_TASK INSTRUCTIONS_.
**a.** Answer these questions using the stock plan text, one answer per line and marked the same way:
(i) To whom can a shareholder send a written request for copies of the 1999 Stock Plan?
(ii) What is the longest exercise period allowed for ISOs?
(iii) What is the minimum option price per share for ISOs?
**b.** From the stock plan text, list everything the Compensation Committee is said to be able to set or do.
**c.** From the stock plan text, reproduce the stretch from "Awards to participants" through "the original option." word for word.

_DOCUMENT TEXT_.
☆ ☆ ☆ ☆

Accordingly, certain additional employees may be eligible to participate in the
1999 Stock Plan. Any awards of Stock Options under the 1999 Stock Plan to
participants not residing in the United States, will be subject to the
applicable tax laws of the country of such participants' domicile.

                                       14
<PAGE>   17
 
SUMMARY OF THE 1999 STOCK PLAN
 
  The following summary description of the 1999 Stock Plan is qualified in its
entirety by reference to the full text of the 1999 Stock Plan. Copies of the
1999 Stock Plan may be obtained by a shareholder upon written request to the
Vice President -- Finance of Myers.
 
  Awards to participants under the 1999 Stock Plan may be either incentive stock
options ("ISOs") or non-qualified stock options ("NQSOs"). The option price per
share for ISOs must be at least equal to the fair market value of a share of
Common Stock on the date the option is granted; the option price per share for
NQSOs, however, may be set by the Compensation Committee of the Board of
Directors ("Compensation Committee" or "Committee").
 
  The exercise period for ISOs cannot be more than ten years from the date of
grant, while the exercise period for NQSOs may be set by the Committee. Stock
options are not transferable, except by will or the laws of descent and
distribution, and they may not be subjected to any lien or liability. A one-time
reload option may also be granted at the time of award of NQSOs equal to the
number of shares issued upon exercise by the participant of the original option.
Myers may also require a participant to pay or otherwise satisfy applicable
withholding for income and employment taxes. The Compensation Committee may
prescribe additional rules governing the exercise of Stock Options and may
accelerate their exercisability, subject to certain restrictions imposed under
the Code.

☆ ☆ ☆ ☆

_DATA SECTION_.
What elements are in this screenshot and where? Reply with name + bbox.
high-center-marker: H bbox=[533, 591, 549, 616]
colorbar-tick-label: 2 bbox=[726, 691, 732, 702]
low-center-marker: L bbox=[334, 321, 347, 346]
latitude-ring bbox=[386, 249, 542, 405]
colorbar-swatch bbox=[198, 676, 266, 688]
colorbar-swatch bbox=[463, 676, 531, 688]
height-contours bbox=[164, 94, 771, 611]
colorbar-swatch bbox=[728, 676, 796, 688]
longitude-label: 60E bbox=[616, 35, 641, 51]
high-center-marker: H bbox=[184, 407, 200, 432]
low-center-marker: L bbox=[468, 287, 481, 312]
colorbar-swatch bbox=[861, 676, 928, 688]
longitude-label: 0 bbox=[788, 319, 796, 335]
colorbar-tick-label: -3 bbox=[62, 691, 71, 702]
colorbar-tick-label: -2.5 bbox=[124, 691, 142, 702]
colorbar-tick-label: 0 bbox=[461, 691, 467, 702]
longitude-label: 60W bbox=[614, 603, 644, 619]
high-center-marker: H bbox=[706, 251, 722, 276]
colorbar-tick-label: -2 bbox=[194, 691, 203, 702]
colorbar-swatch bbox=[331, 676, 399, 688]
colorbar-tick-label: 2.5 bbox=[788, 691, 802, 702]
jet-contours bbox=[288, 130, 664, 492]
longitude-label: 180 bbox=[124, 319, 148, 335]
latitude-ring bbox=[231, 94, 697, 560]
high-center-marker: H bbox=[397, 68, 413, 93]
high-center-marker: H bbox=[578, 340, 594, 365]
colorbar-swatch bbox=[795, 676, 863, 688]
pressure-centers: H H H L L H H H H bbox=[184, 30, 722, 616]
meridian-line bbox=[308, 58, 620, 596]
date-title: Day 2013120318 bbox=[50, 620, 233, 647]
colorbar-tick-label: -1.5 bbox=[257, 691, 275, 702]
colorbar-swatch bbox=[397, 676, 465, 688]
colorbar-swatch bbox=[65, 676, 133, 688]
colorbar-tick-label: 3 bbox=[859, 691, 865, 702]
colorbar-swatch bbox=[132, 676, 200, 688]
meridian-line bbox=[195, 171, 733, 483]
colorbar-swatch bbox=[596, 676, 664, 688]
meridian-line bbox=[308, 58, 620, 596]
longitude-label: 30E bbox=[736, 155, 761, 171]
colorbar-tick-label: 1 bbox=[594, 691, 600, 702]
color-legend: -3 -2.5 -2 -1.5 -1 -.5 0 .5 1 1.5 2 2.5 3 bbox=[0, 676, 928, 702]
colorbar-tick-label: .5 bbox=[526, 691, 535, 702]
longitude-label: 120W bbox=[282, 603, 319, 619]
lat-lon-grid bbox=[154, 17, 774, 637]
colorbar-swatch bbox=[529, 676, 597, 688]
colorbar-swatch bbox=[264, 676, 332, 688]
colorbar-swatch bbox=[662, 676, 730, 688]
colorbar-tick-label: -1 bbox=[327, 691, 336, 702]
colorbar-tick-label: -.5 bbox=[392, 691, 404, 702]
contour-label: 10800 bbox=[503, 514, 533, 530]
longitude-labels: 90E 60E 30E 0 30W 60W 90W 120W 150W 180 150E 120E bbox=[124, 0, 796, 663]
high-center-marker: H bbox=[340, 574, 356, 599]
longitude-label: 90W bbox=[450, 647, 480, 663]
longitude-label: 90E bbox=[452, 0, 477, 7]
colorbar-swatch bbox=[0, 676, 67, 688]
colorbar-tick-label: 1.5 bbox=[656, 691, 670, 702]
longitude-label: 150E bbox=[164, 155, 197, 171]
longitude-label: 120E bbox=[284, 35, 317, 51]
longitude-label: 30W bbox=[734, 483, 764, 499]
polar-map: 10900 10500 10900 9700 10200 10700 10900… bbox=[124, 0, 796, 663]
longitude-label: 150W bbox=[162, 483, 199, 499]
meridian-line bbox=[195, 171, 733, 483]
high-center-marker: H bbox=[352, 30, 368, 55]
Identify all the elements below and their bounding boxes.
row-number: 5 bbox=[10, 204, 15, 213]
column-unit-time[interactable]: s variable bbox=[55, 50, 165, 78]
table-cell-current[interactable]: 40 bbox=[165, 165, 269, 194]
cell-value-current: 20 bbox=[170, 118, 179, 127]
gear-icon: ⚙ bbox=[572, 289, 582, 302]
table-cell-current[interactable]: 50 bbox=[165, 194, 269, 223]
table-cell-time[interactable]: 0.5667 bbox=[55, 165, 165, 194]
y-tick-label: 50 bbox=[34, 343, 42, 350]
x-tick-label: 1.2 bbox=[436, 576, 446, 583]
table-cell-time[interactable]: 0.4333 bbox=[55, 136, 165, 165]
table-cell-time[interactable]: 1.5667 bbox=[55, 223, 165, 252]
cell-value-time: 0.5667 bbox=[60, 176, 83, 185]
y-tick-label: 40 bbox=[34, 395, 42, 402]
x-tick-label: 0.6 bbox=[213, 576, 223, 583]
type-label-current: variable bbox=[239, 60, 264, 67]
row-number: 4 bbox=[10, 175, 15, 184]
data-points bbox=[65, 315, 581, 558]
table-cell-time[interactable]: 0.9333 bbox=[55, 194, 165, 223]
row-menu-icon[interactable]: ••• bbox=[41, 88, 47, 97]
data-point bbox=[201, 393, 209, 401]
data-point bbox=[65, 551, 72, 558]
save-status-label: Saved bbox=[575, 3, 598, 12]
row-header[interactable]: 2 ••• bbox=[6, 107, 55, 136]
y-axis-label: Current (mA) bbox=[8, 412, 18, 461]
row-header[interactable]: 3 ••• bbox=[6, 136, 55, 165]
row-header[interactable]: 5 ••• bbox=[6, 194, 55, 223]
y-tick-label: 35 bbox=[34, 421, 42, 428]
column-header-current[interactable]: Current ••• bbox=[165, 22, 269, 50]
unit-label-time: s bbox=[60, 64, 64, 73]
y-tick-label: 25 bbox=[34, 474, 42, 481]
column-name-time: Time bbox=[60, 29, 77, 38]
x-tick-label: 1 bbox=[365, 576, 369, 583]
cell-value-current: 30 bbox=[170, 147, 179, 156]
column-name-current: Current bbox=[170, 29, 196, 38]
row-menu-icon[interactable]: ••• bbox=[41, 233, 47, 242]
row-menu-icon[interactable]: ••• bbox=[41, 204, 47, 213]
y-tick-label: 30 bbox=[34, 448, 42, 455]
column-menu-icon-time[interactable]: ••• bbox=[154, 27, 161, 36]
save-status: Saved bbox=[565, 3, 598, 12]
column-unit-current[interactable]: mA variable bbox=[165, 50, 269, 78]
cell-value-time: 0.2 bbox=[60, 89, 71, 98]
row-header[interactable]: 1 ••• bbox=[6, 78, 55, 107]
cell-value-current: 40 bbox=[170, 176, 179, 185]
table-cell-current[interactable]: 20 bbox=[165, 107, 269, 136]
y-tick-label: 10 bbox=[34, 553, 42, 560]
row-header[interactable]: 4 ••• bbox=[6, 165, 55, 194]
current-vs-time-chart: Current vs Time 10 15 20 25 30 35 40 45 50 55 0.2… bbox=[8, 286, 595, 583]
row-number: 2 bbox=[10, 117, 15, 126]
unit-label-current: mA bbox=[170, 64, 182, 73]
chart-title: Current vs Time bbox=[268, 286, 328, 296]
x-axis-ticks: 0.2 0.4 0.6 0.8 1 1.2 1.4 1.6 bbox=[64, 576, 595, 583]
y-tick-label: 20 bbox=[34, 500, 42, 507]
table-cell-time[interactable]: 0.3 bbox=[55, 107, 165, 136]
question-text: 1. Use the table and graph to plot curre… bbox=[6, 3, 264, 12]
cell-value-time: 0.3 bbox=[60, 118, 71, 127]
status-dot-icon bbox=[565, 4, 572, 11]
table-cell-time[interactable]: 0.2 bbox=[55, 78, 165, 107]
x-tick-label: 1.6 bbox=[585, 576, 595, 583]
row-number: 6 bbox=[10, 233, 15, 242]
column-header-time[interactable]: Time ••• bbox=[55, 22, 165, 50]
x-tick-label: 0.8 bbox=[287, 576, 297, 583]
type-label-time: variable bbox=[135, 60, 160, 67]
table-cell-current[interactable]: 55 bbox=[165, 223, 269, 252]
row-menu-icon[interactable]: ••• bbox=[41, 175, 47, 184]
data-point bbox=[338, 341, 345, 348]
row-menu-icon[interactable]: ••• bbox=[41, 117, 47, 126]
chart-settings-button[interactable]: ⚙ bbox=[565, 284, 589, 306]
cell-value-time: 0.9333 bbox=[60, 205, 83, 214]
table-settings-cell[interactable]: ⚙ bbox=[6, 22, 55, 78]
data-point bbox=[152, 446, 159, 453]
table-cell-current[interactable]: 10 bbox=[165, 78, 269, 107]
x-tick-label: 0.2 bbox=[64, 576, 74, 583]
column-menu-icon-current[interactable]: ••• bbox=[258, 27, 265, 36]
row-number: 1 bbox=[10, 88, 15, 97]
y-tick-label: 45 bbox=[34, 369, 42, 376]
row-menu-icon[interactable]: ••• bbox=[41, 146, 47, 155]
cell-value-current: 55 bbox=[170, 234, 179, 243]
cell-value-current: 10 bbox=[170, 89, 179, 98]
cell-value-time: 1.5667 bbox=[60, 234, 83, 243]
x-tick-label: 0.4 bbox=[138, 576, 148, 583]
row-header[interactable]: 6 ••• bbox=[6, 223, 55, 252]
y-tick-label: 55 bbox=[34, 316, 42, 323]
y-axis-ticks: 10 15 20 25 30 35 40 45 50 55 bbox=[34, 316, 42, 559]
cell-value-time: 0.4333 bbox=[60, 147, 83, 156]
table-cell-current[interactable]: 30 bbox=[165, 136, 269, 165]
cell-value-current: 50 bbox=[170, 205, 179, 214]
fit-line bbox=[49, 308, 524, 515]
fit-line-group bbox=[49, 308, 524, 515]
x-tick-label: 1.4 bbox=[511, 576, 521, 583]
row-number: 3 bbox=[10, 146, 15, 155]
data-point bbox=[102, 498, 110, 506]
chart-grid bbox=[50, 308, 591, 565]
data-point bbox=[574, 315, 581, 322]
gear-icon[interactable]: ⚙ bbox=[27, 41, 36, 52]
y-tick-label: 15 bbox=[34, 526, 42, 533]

☆ ☆ ☆ ☆

_TASK RESULTS_.
**a.**
(i) The Vice President -- Finance of Myers.
(ii) Ten years from the date of grant.
(iii) The fair market value of a share of Common Stock on the date the option is granted.

**b.**
- Set the option price per share for NQSOs
- Set the exercise period for NQSOs
- Prescribe additional rules governing the exercise of Stock Options
- Accelerate the exercisability of Stock Options, subject to certain restrictions imposed under the Code

**c.**
Awards to participants under the 1999 Stock Plan may be either incentive stock
options ("ISOs") or non-qualified stock options ("NQSOs"). The option price per
share for ISOs must be at least equal to the fair market value of a share of
Common Stock on the date the option is granted; the option price per share for
NQSOs, however, may be set by the Compensation Committee of the Board of
Directors ("Compensation Committee" or "Committee").
 
  The exercise period for ISOs cannot be more than ten years from the date of
grant, while the exercise period for NQSOs may be set by the Committee. Stock
options are not transferable, except by will or the laws of descent and
distribution, and they may not be subjected to any lien or liability. A one-time
reload option may also be granted at the time of award of NQSOs equal to the
number of shares issued upon exercise by the participant of the original option.